- SOURCE -
========

A Quiet Revolution in Welfare Economics- by Michael Albert and Robin Hahnel


Glossary

This book contains a lot of technical terms that are not explained in this glossary. Look them up in a dictionary, for example http://www.xrefer.com/

ANARCHY OF CAPITALIST PRODUCTION: One element of Marx's critique of capitalist economies. The driving impetus of capitalist enterprise is the pursuit of profit, through the sale of goods on the market. Market mechanisms relate producer and consumer without a regulated mechanism which would relate production to human needs.

CYBERNETICS: The study of communication and control systems in machines, animals, and organizations (Oxford Paperback Encyclopedia).

COMMODITY FETISHISM: Marx distinguished between goods produced for one's own use and commodities which are created solely to be exchanged (for money or other commodities). Since the producers do not come into contact with each other until they exchange their products, they have no direct social relationships except in the act of exchange of objects. People's thinking about the social relations involved in their work therefore comes to be characterized by a fetishism, whereby beliefs about the physical products of labor and their exchange substitute for, and mask, the social relations themselves.

DEMAND-REVEALING MECHANISMS: Mechanisms for the provision of public goods and the allocation of externalities that induce accurate revelation by charging consumers as a function of the declared evaluation of other consumers rather than their own declared evaluation.

========

- RECORDS FOR THIS EXERCISE -
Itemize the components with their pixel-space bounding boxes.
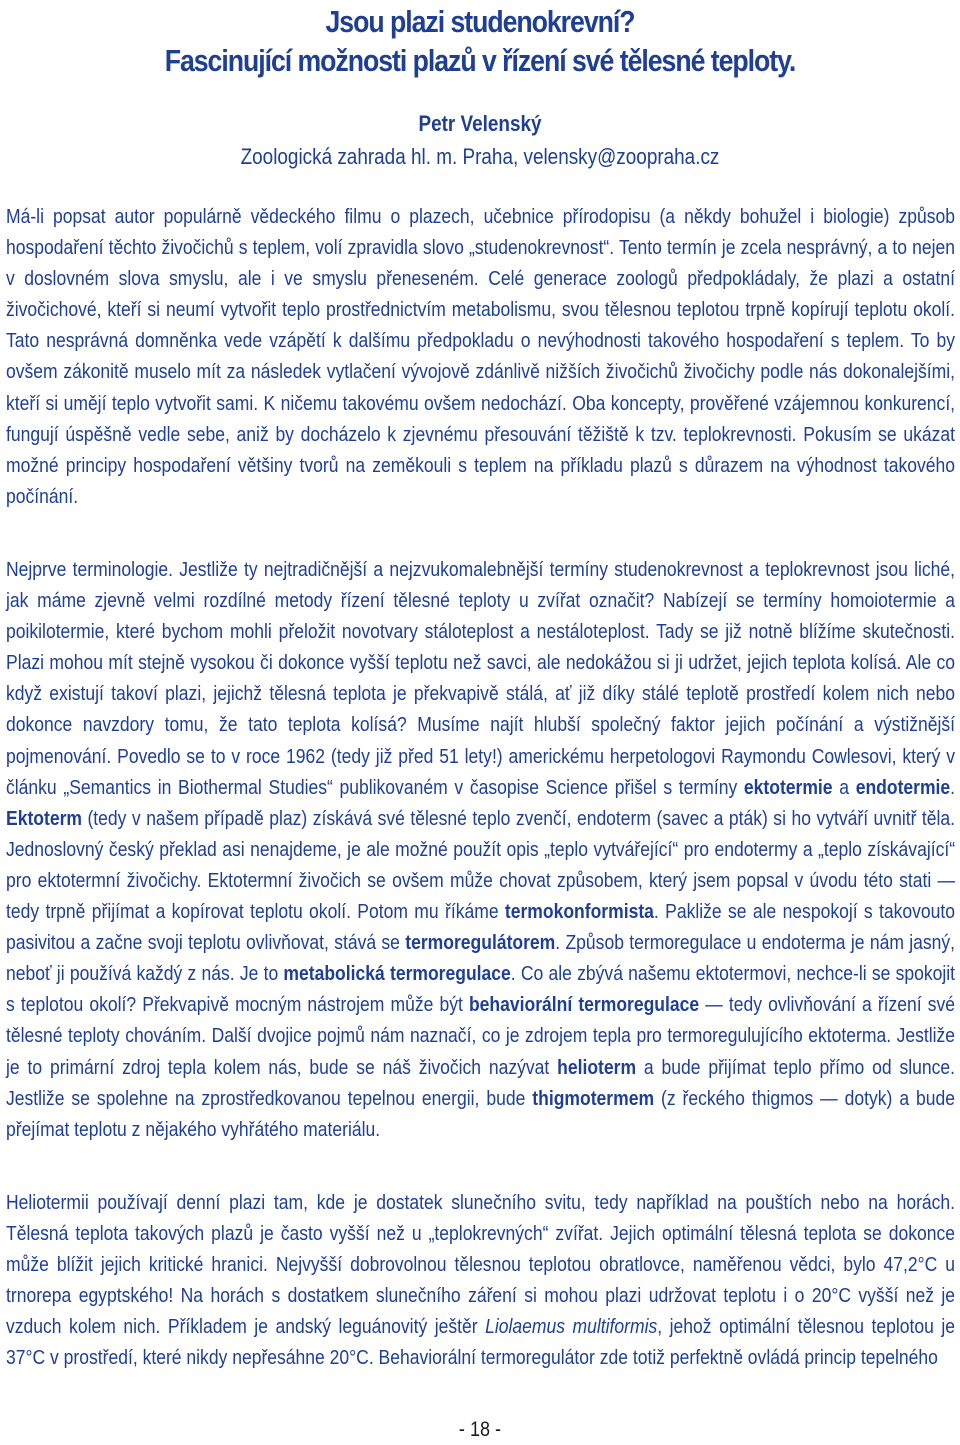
page-number: - 18 - [458,1418,502,1441]
text-segment: . [510,962,516,986]
page-title-line1: Jsou plazi studenokrevní? [325,4,635,39]
bold-term: Ektoterm [6,806,82,830]
text-segment: Ale co když existují takoví plazi, jejichž tělesná teplota je překvapivě stálá, ať již díky stálé teplotě prostředí kolem nich nebo dokonce navzdory tomu, že tato teplota kolísá? [6,651,956,737]
text-segment: Má-li popsat autor populárně vědeckého filmu o plazech, učebnice přírodopisu (a někdy bohužel i biologie) způsob hospodaření těchto živočichů s teplem, volí zpravidla slovo „studenokrevnost“. [6,205,956,260]
bold-term: termoregulátorem [405,931,556,955]
text-segment: Příkladem je andský leguánovitý ještěr [160,1315,486,1339]
text-segment: Jejich optimální tělesná teplota se dokonce může blížit jejich kritické hranici. [6,1222,956,1277]
text-segment: Behaviorální termoregulátor zde totiž perfektně ovládá princip tepelného [373,1346,938,1370]
text-segment: Celé generace zoologů předpokládaly, že plazi a ostatní živočichové, kteří si neumí vytvořit teplo prostřednictvím metabolismu, svou tělesnou teplotou trpně kopírují teplotu okolí. [6,267,956,322]
bold-term: helioterm [557,1055,637,1079]
text-segment: Jestliže ty nejtradičnější a nejzvukomalebnější termíny studenokrevnost a teplokrevnost jsou liché, jak máme zjevně velmi rozdílné metody řízení tělesné teploty u zvířat označit? [6,558,956,613]
bold-term: thigmotermem [532,1086,655,1110]
text-segment: Pokusím se ukázat možné principy hospodaření většiny tvorů na zeměkouli s teplem na příkladu plazů s důrazem na výhodnost takového počínání. [6,422,956,508]
text-segment: Tento termín je zcela nesprávný, a to nejen v doslovném slova smyslu, ale i ve smyslu přeneseném. [6,236,956,291]
text-segment: Ektotermní živočich se ovšem může chovat způsobem, který jsem popsal v úvodu této stati — tedy trpně přijímat a kopírovat teplotu okolí. [6,868,956,924]
bold-term: ektotermie [743,775,833,799]
bold-term: metabolická termoregulace [283,962,511,986]
text-segment: Nabízejí se termíny homoiotermie a poikilotermie, které bychom mohli přeložit novotvary stáloteplost a nestáloteplost. [6,589,956,644]
author-affiliation: Zoologická zahrada hl. m. Praha, velensky@zoopraha.cz [240,144,720,169]
page-title-line2: Fascinující možnosti plazů v řízení své tělesné teploty. [164,43,796,78]
author-name: Petr Velenský [418,111,542,136]
text-segment: . [555,931,561,955]
text-segment: , jehož optimální tělesnou teplotou je 37°C v prostředí, které nikdy nepřesáhne 20°C. [6,1315,956,1370]
text-segment: Povedlo se to v roce 1962 (tedy již před 51 lety!) americkému herpetologovi Raymondu Cowlesovi, který v článku „Semantics in Biothermal Studies“ publikovaném v časopise Science přišel s termíny [6,744,956,799]
italic-term: Liolaemus multiformis [485,1315,658,1339]
text-segment: Heliotermii používají denní plazi tam, kde je dostatek slunečního svitu, tedy například na pouštích nebo na horách. [6,1191,956,1214]
text-segment: Další dvojice pojmů nám naznačí, co je zdrojem tepla pro termoregulujícího ektoterma. [206,1024,892,1048]
paragraph-heliothermy [6,1187,955,1374]
text-segment: To by ovšem zákonitě muselo mít za následek vytlačení vývojově zdánlivě nižších živočichů živočichy podle nás dokonalejšími, kteří si umějí teplo vytvořit sami. [6,329,956,415]
text-segment: a bude přijímat teplo přímo od slunce. [636,1055,956,1079]
bold-term: behaviorální termoregulace [468,993,700,1017]
bold-term: endotermie [855,775,951,799]
text-segment: a [832,775,856,799]
text-segment: Jestliže je to primární zdroj tepla kolem nás, bude se náš živočich nazývat [6,1024,956,1079]
bold-term: termokonformista [504,900,654,924]
text-segment: Tělesná teplota takových plazů je často vyšší než u „teplokrevných“ zvířat. [6,1222,604,1246]
text-segment: Musíme najít hlubší společný faktor jejich počínání a výstižnější pojmenování. [6,713,956,768]
text-segment: Co ale zbývá našemu ektotermovi, nechce-li se spokojit s teplotou okolí? Překvapivě mocným nástrojem může být [6,962,956,1017]
text-segment: Jednoslovný český překlad asi nenajdeme, je ale možné použít opis „teplo vytvářející“ pro endotermy a „teplo získávající“ pro ektotermní živočichy. [6,837,956,892]
text-segment: Způsob termoregulace u endoterma je nám jasný, neboť ji používá každý z nás. Je to [6,931,956,986]
text-segment: Nejvyšší dobrovolnou tělesnou teplotou obratlovce, naměřenou vědci, bylo 47,2°C u trnorepa egyptského! [6,1253,956,1308]
text-segment: Na horách s dostatkem slunečního záření si mohou plazi udržovat teplotu i o 20°C vyšší než je vzduch kolem nich. [6,1284,956,1339]
text-segment: K ničemu takovému ovšem nedochází. [258,391,567,415]
text-segment: Pakliže se ale nespokojí s takovouto pasivitou a začne svoji teplotu ovlivňovat, stává se [6,900,956,955]
paragraph-intro [6,201,955,512]
text-segment: Tato nesprávná domněnka vede vzápětí k dalšímu předpokladu o nevýhodnosti takového hospodaření s teplem. [6,329,905,353]
text-segment: (tedy v našem případě plaz) získává své tělesné teplo zvenčí, endoterm (savec a pták) si ho vytváří uvnitř těla. [81,806,956,830]
text-segment: Plazi mohou mít stejně vysokou či dokonce vyšší teplotu než savci, ale nedokážou si ji udržet, jejich teplota kolísá. [6,651,902,675]
text-segment: Potom mu říkáme [350,900,505,924]
text-segment: . [653,900,659,924]
paragraph-terminology [6,554,955,1145]
text-segment: Jestliže se spolehne na zprostředkovanou tepelnou energii, bude [6,1086,533,1110]
text-segment: — tedy ovlivňování a řízení své tělesné teploty chováním. [6,993,956,1048]
text-segment: Nejprve terminologie. [6,558,174,581]
text-segment: Oba koncepty, prověřené vzájemnou konkurencí, fungují úspěšně vedle sebe, aniž by docházelo k zjevnému přesouvání těžiště k tzv. teplokrevnosti. [6,391,956,446]
text-segment: (z řeckého thigmos — dotyk) a bude přejímat teplotu z nějakého vyhřátého materiálu. [6,1086,956,1141]
text-segment: . [950,775,956,799]
text-segment: Tady se již notně blížíme skutečnosti. [649,620,956,644]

========

- TASKS FOR THIS EXERCISE -
• A. Can you copy out, word for word, the part of the rows that opens with the line containing "page-number: - 18 - [458,1418,502,1441]" and closes with the line containing "text-segment: Behaviorální termoregulátor", including both of those lines?
• B. Can you write the next few entries of the welfare economics glossary, following its last sentence?

- RESPONSES -
• A.
page-number: - 18 - [458,1418,502,1441]
text-segment: . [510,962,516,986]
page-title-line1: Jsou plazi studenokrevní? [325,4,635,39]
bold-term: Ektoterm [6,806,82,830]
text-segment: Ale co když existují takoví plazi, jejichž tělesná teplota je překvapivě stálá, ať již díky stálé teplotě prostředí kolem nich nebo dokonce navzdory tomu, že tato teplota kolísá? [6,651,956,737]
text-segment: Má-li popsat autor populárně vědeckého filmu o plazech, učebnice přírodopisu (a někdy bohužel i biologie) způsob hospodaření těchto živočichů s teplem, volí zpravidla slovo „studenokrevnost“. [6,205,956,260]
bold-term: termoregulátorem [405,931,556,955]
text-segment: Příkladem je andský leguánovitý ještěr [160,1315,486,1339]
text-segment: Jejich optimální tělesná teplota se dokonce může blížit jejich kritické hranici. [6,1222,956,1277]
text-segment: Behaviorální termoregulátor zde totiž perfektně ovládá princip tepelného [373,1346,938,1370]

• B.
ENDOGENOUS PREFERENCES The idea that consumer tastes that are not fixed as a matter of personal character, but are dependent upon the experiences and choices of of the consumer. See also chapter 4

EXTERNALITY: A side-effect on others following from the actions of an individual or group. This effect is not bought by those affected and may be unwished for. Thus, while the acquisition of a car may benefit one household by improving mobility, it generates pollution and creates congestion for others (A Dictionary of Geography,Oxford University Press)

FREE-RIDER PROBLEM: The problem, arising in the context of public goods, that no individual is willing to contribute towards the cost of something when she hopes that someone else will bear the cost instead.

LAW OF EVER-INCREASING CONCENTRATION OF CAPITAL: Marx's prediction that firms in a capitalist system would continue to grow in both size and market power (portion of the total market that a firm controls).

PARETO OPTIMALITY, THE PRINCIPLE OF : Evaluative principle according to which: "The community becomes better off if one individual becomes better off and none worse off"

PIVOT MECHANISMS: Mechanisms for the provision of public goods that attempt to sever the link between an individual's reported willingness to pay and his or her evaluation of the good. Each agent is charged for the sum reported willingness of all others to pay for substituting the public good supply that would have resulted had the agent reported complete indifference to all supplies of public goods for the public good supply resulting from the preferences the agent actually reported.

PrEMEs Private Enterprise Market Economies.

PUBLIC GOOD: A good that has the property that all consumers can enjoy it jointly, without any one individual's consumption reducing others' ability to consume. Thus no one need be excluded from consuming it.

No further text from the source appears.